Quote, verbatim, all material below, without pictures.

[Supplied entries start]

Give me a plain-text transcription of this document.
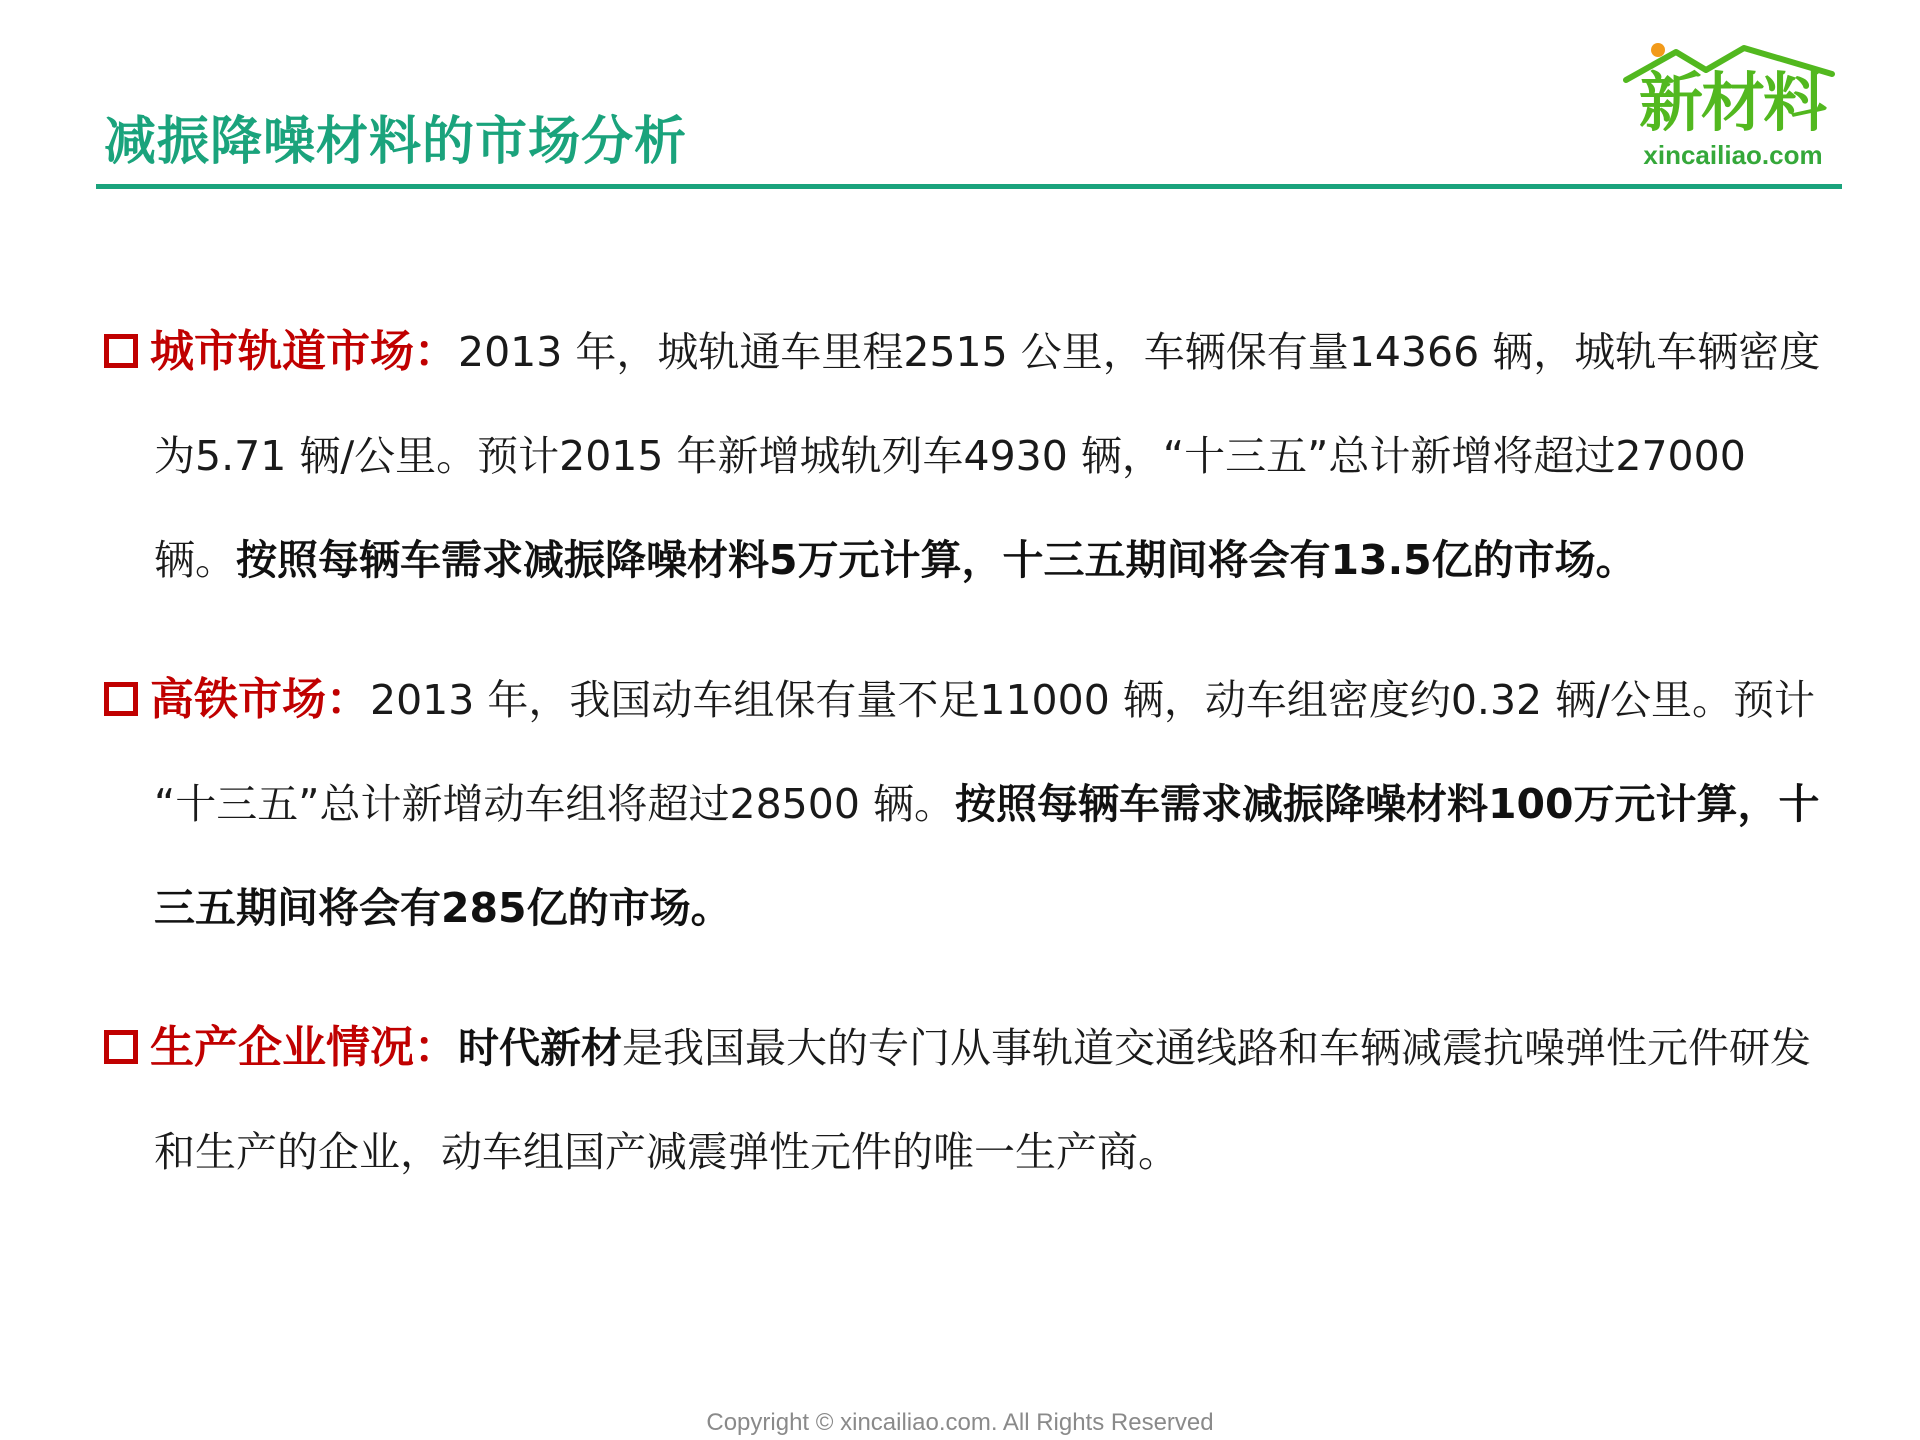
减振降噪材料的市场分析
新材料
xincailiao.com

城市轨道市场：2013 年，城轨通车里程2515 公里，车辆保有量14366 辆，城轨车辆密度为5.71 辆/公里。预计2015 年新增城轨列车4930 辆，“十三五”总计新增将超过27000 辆。按照每辆车需求减振降噪材料5万元计算，十三五期间将会有13.5亿的市场。

高铁市场：2013 年，我国动车组保有量不足11000 辆，动车组密度约0.32 辆/公里。预计 “十三五”总计新增动车组将超过28500 辆。按照每辆车需求减振降噪材料100万元计算，十三五期间将会有285亿的市场。

生产企业情况：时代新材是我国最大的专门从事轨道交通线路和车辆减震抗噪弹性元件研发和生产的企业，动车组国产减震弹性元件的唯一生产商。

Copyright © xincailiao.com. All Rights Reserved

[Supplied entries end]

**Exercise response**
Give me a plain-text transcription of this document.
减振降噪材料的市场分析
新材料
xincailiao.com

城市轨道市场：2013 年，城轨通车里程2515 公里，车辆保有量14366 辆，城轨车辆密度为5.71 辆/公里。预计2015 年新增城轨列车4930 辆，“十三五”总计新增将超过27000 辆。按照每辆车需求减振降噪材料5万元计算，十三五期间将会有13.5亿的市场。

高铁市场：2013 年，我国动车组保有量不足11000 辆，动车组密度约0.32 辆/公里。预计 “十三五”总计新增动车组将超过28500 辆。按照每辆车需求减振降噪材料100万元计算，十三五期间将会有285亿的市场。

生产企业情况：时代新材是我国最大的专门从事轨道交通线路和车辆减震抗噪弹性元件研发和生产的企业，动车组国产减震弹性元件的唯一生产商。

Copyright © xincailiao.com. All Rights Reserved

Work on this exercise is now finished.